* **Written request**
Copy out every line of the listing below, putting "pie-label-line" in place of each "slice-label-line" and leaving everything else unchanged.

* **Input**
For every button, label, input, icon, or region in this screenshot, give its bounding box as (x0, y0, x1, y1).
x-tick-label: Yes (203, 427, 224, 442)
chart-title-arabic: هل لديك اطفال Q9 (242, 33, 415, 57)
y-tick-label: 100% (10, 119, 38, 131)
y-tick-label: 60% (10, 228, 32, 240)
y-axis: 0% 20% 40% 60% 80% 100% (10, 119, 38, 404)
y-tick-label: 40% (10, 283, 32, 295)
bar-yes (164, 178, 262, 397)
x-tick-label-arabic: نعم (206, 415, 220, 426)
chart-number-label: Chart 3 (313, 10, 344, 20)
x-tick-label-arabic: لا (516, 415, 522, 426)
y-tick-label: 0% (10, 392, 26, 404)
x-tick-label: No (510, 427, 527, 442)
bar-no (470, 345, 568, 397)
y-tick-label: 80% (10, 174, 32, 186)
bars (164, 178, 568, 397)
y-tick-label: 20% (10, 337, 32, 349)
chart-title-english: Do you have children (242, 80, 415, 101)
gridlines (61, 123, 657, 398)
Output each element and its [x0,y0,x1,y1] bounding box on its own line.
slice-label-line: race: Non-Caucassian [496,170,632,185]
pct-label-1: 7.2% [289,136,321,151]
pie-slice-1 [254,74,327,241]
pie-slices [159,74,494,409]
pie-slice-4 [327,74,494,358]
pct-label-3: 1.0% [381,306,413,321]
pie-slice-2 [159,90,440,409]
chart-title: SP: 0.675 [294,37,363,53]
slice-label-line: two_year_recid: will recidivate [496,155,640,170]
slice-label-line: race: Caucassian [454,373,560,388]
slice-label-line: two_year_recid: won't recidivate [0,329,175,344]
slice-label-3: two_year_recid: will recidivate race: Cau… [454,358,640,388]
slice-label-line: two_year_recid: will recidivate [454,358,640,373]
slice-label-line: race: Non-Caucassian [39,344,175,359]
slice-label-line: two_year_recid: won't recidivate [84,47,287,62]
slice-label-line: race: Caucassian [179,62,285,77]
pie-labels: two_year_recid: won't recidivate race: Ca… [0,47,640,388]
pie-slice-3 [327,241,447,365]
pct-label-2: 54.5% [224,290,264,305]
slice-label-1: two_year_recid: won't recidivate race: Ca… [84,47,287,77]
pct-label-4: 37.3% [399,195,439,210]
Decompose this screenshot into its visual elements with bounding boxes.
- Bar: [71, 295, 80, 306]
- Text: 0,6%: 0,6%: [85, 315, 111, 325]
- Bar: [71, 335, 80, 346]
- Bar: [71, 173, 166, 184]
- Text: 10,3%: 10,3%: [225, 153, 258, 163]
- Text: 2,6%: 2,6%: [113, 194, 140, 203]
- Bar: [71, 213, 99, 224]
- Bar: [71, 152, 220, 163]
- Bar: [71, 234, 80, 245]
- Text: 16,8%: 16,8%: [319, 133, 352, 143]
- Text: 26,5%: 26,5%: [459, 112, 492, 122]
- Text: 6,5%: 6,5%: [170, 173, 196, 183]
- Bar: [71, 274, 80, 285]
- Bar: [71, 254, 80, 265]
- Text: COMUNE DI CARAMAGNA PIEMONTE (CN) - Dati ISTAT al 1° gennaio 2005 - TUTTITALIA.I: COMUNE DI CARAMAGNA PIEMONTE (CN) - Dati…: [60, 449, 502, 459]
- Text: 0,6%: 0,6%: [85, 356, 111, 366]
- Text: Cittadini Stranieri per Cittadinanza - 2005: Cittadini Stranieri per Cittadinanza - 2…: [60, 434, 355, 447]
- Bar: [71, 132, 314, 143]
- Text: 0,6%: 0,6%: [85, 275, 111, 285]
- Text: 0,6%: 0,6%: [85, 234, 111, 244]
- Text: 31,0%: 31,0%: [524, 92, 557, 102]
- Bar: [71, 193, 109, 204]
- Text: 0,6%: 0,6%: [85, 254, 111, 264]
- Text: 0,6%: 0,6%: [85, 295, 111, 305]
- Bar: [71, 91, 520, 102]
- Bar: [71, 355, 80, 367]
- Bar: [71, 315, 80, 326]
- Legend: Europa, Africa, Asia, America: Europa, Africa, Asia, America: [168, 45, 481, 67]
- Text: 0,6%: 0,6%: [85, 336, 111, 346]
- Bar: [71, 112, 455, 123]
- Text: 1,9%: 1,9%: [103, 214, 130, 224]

* **Solution to this exercise**
For every button, label, input, icon, or region in this screenshot, give its bounding box as (x0, y0, x1, y1).
x-tick-label: Yes (203, 427, 224, 442)
chart-title-arabic: هل لديك اطفال Q9 (242, 33, 415, 57)
y-tick-label: 100% (10, 119, 38, 131)
y-tick-label: 60% (10, 228, 32, 240)
y-axis: 0% 20% 40% 60% 80% 100% (10, 119, 38, 404)
y-tick-label: 40% (10, 283, 32, 295)
bar-yes (164, 178, 262, 397)
x-tick-label-arabic: نعم (206, 415, 220, 426)
chart-number-label: Chart 3 (313, 10, 344, 20)
x-tick-label-arabic: لا (516, 415, 522, 426)
y-tick-label: 0% (10, 392, 26, 404)
x-tick-label: No (510, 427, 527, 442)
bar-no (470, 345, 568, 397)
y-tick-label: 80% (10, 174, 32, 186)
bars (164, 178, 568, 397)
y-tick-label: 20% (10, 337, 32, 349)
chart-title-english: Do you have children (242, 80, 415, 101)
gridlines (61, 123, 657, 398)
Output each element and its [x0,y0,x1,y1] bounding box on its own line.
pie-label-line: race: Non-Caucassian [496,170,632,185]
pct-label-1: 7.2% [289,136,321,151]
pie-slice-1 [254,74,327,241]
pie-slices [159,74,494,409]
pie-slice-4 [327,74,494,358]
pct-label-3: 1.0% [381,306,413,321]
pie-slice-2 [159,90,440,409]
chart-title: SP: 0.675 [294,37,363,53]
pie-label-line: two_year_recid: will recidivate [496,155,640,170]
pie-label-line: race: Caucassian [454,373,560,388]
pie-label-line: two_year_recid: won't recidivate [0,329,175,344]
slice-label-3: two_year_recid: will recidivate race: Cau… [454,358,640,388]
pie-label-line: two_year_recid: will recidivate [454,358,640,373]
pie-label-line: race: Non-Caucassian [39,344,175,359]
pie-label-line: two_year_recid: won't recidivate [84,47,287,62]
pie-label-line: race: Caucassian [179,62,285,77]
pie-labels: two_year_recid: won't recidivate race: Ca… [0,47,640,388]
pie-slice-3 [327,241,447,365]
pct-label-2: 54.5% [224,290,264,305]
slice-label-1: two_year_recid: won't recidivate race: Ca… [84,47,287,77]
pct-label-4: 37.3% [399,195,439,210]
Decompose this screenshot into its visual elements with bounding boxes.
- Bar: [71, 295, 80, 306]
- Text: 0,6%: 0,6%: [85, 315, 111, 325]
- Bar: [71, 335, 80, 346]
- Bar: [71, 173, 166, 184]
- Text: 10,3%: 10,3%: [225, 153, 258, 163]
- Text: 2,6%: 2,6%: [113, 194, 140, 203]
- Bar: [71, 213, 99, 224]
- Bar: [71, 152, 220, 163]
- Bar: [71, 234, 80, 245]
- Text: 16,8%: 16,8%: [319, 133, 352, 143]
- Text: 26,5%: 26,5%: [459, 112, 492, 122]
- Text: 6,5%: 6,5%: [170, 173, 196, 183]
- Bar: [71, 274, 80, 285]
- Bar: [71, 254, 80, 265]
- Text: COMUNE DI CARAMAGNA PIEMONTE (CN) - Dati ISTAT al 1° gennaio 2005 - TUTTITALIA.I: COMUNE DI CARAMAGNA PIEMONTE (CN) - Dati…: [60, 449, 502, 459]
- Text: 0,6%: 0,6%: [85, 356, 111, 366]
- Text: Cittadini Stranieri per Cittadinanza - 2005: Cittadini Stranieri per Cittadinanza - 2…: [60, 434, 355, 447]
- Bar: [71, 132, 314, 143]
- Text: 0,6%: 0,6%: [85, 275, 111, 285]
- Text: 0,6%: 0,6%: [85, 234, 111, 244]
- Text: 31,0%: 31,0%: [524, 92, 557, 102]
- Bar: [71, 193, 109, 204]
- Text: 0,6%: 0,6%: [85, 254, 111, 264]
- Text: 0,6%: 0,6%: [85, 295, 111, 305]
- Bar: [71, 91, 520, 102]
- Bar: [71, 355, 80, 367]
- Bar: [71, 315, 80, 326]
- Legend: Europa, Africa, Asia, America: Europa, Africa, Asia, America: [168, 45, 481, 67]
- Text: 0,6%: 0,6%: [85, 336, 111, 346]
- Bar: [71, 112, 455, 123]
- Text: 1,9%: 1,9%: [103, 214, 130, 224]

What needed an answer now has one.